The task:
Give back each entry unchanged, minus pictures.
═══
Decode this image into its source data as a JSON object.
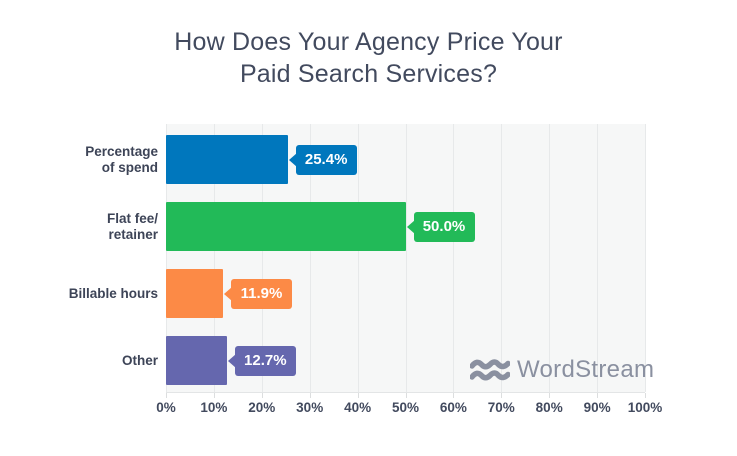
{
  "title": {
    "line1": "How Does Your Agency Price Your",
    "line2": "Paid Search Services?"
  },
  "chart_data": {
    "type": "bar",
    "orientation": "horizontal",
    "title": "How Does Your Agency Price Your Paid Search Services?",
    "categories": [
      "Percentage of spend",
      "Flat fee/ retainer",
      "Billable hours",
      "Other"
    ],
    "category_lines": [
      [
        "Percentage",
        "of spend"
      ],
      [
        "Flat fee/",
        "retainer"
      ],
      [
        "Billable hours"
      ],
      [
        "Other"
      ]
    ],
    "values": [
      25.4,
      50.0,
      11.9,
      12.7
    ],
    "value_labels": [
      "25.4%",
      "50.0%",
      "11.9%",
      "12.7%"
    ],
    "bar_colors": [
      "#0077bd",
      "#22ba58",
      "#fc8a46",
      "#6567ae"
    ],
    "x_ticks": [
      "0%",
      "10%",
      "20%",
      "30%",
      "40%",
      "50%",
      "60%",
      "70%",
      "80%",
      "90%",
      "100%"
    ],
    "xlim": [
      0,
      100
    ],
    "xlabel": "",
    "ylabel": "",
    "grid": "vertical",
    "legend": "none",
    "plot_background": "#f6f7f7",
    "text_color": "#424a5e"
  },
  "watermark": {
    "text": "WordStream",
    "icon": "wordstream-waves-icon",
    "color": "#8a90a0"
  }
}
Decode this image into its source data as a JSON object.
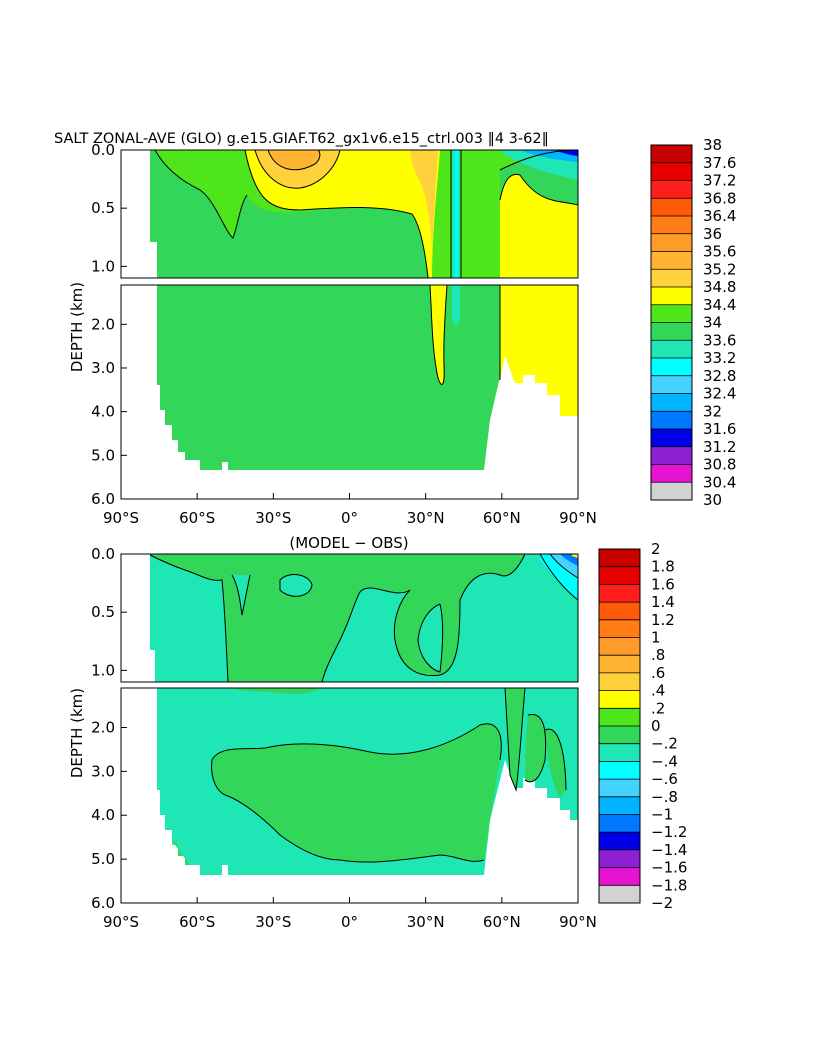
{
  "chart_data": [
    {
      "type": "heatmap",
      "title": "SALT ZONAL-AVE (GLO) g.e15.GIAF.T62_gx1v6.e15_ctrl.003 ‖4 3-62‖",
      "ylabel": "DEPTH (km)",
      "xlabel": "",
      "x_ticks": [
        "90°S",
        "60°S",
        "30°S",
        "0°",
        "30°N",
        "60°N",
        "90°N"
      ],
      "y_ticks_upper": [
        "0.0",
        "0.5",
        "1.0"
      ],
      "y_ticks_lower": [
        "2.0",
        "3.0",
        "4.0",
        "5.0",
        "6.0"
      ],
      "xlim": [
        -90,
        90
      ],
      "ylim_km": [
        0,
        6
      ],
      "colorbar_labels": [
        "38",
        "37.6",
        "37.2",
        "36.8",
        "36.4",
        "36",
        "35.6",
        "35.2",
        "34.8",
        "34.4",
        "34",
        "33.6",
        "33.2",
        "32.8",
        "32.4",
        "32",
        "31.6",
        "31.2",
        "30.8",
        "30.4",
        "30"
      ],
      "colorbar_colors": [
        "#c80000",
        "#e60000",
        "#ff1e1e",
        "#ff5a0a",
        "#ff7d14",
        "#ff9b28",
        "#ffb432",
        "#ffd23c",
        "#ffff00",
        "#4ee61a",
        "#32d75a",
        "#1ee6b4",
        "#00ffff",
        "#46d2ff",
        "#00b4ff",
        "#0078ff",
        "#0000e6",
        "#8c20d2",
        "#e614d2",
        "#d2d2d2",
        "#6e6e6e"
      ]
    },
    {
      "type": "heatmap",
      "title": "(MODEL − OBS)",
      "ylabel": "DEPTH (km)",
      "xlabel": "",
      "x_ticks": [
        "90°S",
        "60°S",
        "30°S",
        "0°",
        "30°N",
        "60°N",
        "90°N"
      ],
      "y_ticks_upper": [
        "0.0",
        "0.5",
        "1.0"
      ],
      "y_ticks_lower": [
        "2.0",
        "3.0",
        "4.0",
        "5.0",
        "6.0"
      ],
      "xlim": [
        -90,
        90
      ],
      "ylim_km": [
        0,
        6
      ],
      "colorbar_labels": [
        "2",
        "1.8",
        "1.6",
        "1.4",
        "1.2",
        "1",
        ".8",
        ".6",
        ".4",
        ".2",
        "0",
        "−.2",
        "−.4",
        "−.6",
        "−.8",
        "−1",
        "−1.2",
        "−1.4",
        "−1.6",
        "−1.8",
        "−2"
      ],
      "colorbar_colors": [
        "#c80000",
        "#e60000",
        "#ff1e1e",
        "#ff5a0a",
        "#ff7d14",
        "#ff9b28",
        "#ffb432",
        "#ffd23c",
        "#ffff00",
        "#4ee61a",
        "#32d75a",
        "#1ee6b4",
        "#00ffff",
        "#46d2ff",
        "#00b4ff",
        "#0078ff",
        "#0000e6",
        "#8c20d2",
        "#e614d2",
        "#d2d2d2",
        "#6e6e6e"
      ]
    }
  ],
  "colors": {
    "green_field": "#32d75a",
    "light_green": "#4ee61a",
    "yellow": "#ffff00",
    "orange": "#ffb432",
    "gold": "#ffd23c",
    "cyan_green": "#1ee6b4",
    "cyan": "#00ffff",
    "navy": "#0000e6"
  }
}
═══
Written solution:
Decode this image into its source data as a JSON object.
{
  "title": {
    "line1": "How Does Your Agency Price Your",
    "line2": "Paid Search Services?"
  },
  "chart_data": {
    "type": "bar",
    "orientation": "horizontal",
    "title": "How Does Your Agency Price Your Paid Search Services?",
    "categories": [
      "Percentage of spend",
      "Flat fee/ retainer",
      "Billable hours",
      "Other"
    ],
    "category_lines": [
      [
        "Percentage",
        "of spend"
      ],
      [
        "Flat fee/",
        "retainer"
      ],
      [
        "Billable hours"
      ],
      [
        "Other"
      ]
    ],
    "values": [
      25.4,
      50.0,
      11.9,
      12.7
    ],
    "value_labels": [
      "25.4%",
      "50.0%",
      "11.9%",
      "12.7%"
    ],
    "bar_colors": [
      "#0077bd",
      "#22ba58",
      "#fc8a46",
      "#6567ae"
    ],
    "x_ticks": [
      "0%",
      "10%",
      "20%",
      "30%",
      "40%",
      "50%",
      "60%",
      "70%",
      "80%",
      "90%",
      "100%"
    ],
    "xlim": [
      0,
      100
    ],
    "xlabel": "",
    "ylabel": "",
    "grid": "vertical",
    "legend": "none",
    "plot_background": "#f6f7f7",
    "text_color": "#424a5e"
  },
  "watermark": {
    "text": "WordStream",
    "icon": "wordstream-waves-icon",
    "color": "#8a90a0"
  }
}
Decode this image into its source data as a JSON object.
{
  "chart_data": [
    {
      "type": "heatmap",
      "title": "SALT ZONAL-AVE (GLO) g.e15.GIAF.T62_gx1v6.e15_ctrl.003 ‖4 3-62‖",
      "ylabel": "DEPTH (km)",
      "xlabel": "",
      "x_ticks": [
        "90°S",
        "60°S",
        "30°S",
        "0°",
        "30°N",
        "60°N",
        "90°N"
      ],
      "y_ticks_upper": [
        "0.0",
        "0.5",
        "1.0"
      ],
      "y_ticks_lower": [
        "2.0",
        "3.0",
        "4.0",
        "5.0",
        "6.0"
      ],
      "xlim": [
        -90,
        90
      ],
      "ylim_km": [
        0,
        6
      ],
      "colorbar_labels": [
        "38",
        "37.6",
        "37.2",
        "36.8",
        "36.4",
        "36",
        "35.6",
        "35.2",
        "34.8",
        "34.4",
        "34",
        "33.6",
        "33.2",
        "32.8",
        "32.4",
        "32",
        "31.6",
        "31.2",
        "30.8",
        "30.4",
        "30"
      ],
      "colorbar_colors": [
        "#c80000",
        "#e60000",
        "#ff1e1e",
        "#ff5a0a",
        "#ff7d14",
        "#ff9b28",
        "#ffb432",
        "#ffd23c",
        "#ffff00",
        "#4ee61a",
        "#32d75a",
        "#1ee6b4",
        "#00ffff",
        "#46d2ff",
        "#00b4ff",
        "#0078ff",
        "#0000e6",
        "#8c20d2",
        "#e614d2",
        "#d2d2d2",
        "#6e6e6e"
      ]
    },
    {
      "type": "heatmap",
      "title": "(MODEL − OBS)",
      "ylabel": "DEPTH (km)",
      "xlabel": "",
      "x_ticks": [
        "90°S",
        "60°S",
        "30°S",
        "0°",
        "30°N",
        "60°N",
        "90°N"
      ],
      "y_ticks_upper": [
        "0.0",
        "0.5",
        "1.0"
      ],
      "y_ticks_lower": [
        "2.0",
        "3.0",
        "4.0",
        "5.0",
        "6.0"
      ],
      "xlim": [
        -90,
        90
      ],
      "ylim_km": [
        0,
        6
      ],
      "colorbar_labels": [
        "2",
        "1.8",
        "1.6",
        "1.4",
        "1.2",
        "1",
        ".8",
        ".6",
        ".4",
        ".2",
        "0",
        "−.2",
        "−.4",
        "−.6",
        "−.8",
        "−1",
        "−1.2",
        "−1.4",
        "−1.6",
        "−1.8",
        "−2"
      ],
      "colorbar_colors": [
        "#c80000",
        "#e60000",
        "#ff1e1e",
        "#ff5a0a",
        "#ff7d14",
        "#ff9b28",
        "#ffb432",
        "#ffd23c",
        "#ffff00",
        "#4ee61a",
        "#32d75a",
        "#1ee6b4",
        "#00ffff",
        "#46d2ff",
        "#00b4ff",
        "#0078ff",
        "#0000e6",
        "#8c20d2",
        "#e614d2",
        "#d2d2d2",
        "#6e6e6e"
      ]
    }
  ],
  "colors": {
    "green_field": "#32d75a",
    "light_green": "#4ee61a",
    "yellow": "#ffff00",
    "orange": "#ffb432",
    "gold": "#ffd23c",
    "cyan_green": "#1ee6b4",
    "cyan": "#00ffff",
    "navy": "#0000e6"
  }
}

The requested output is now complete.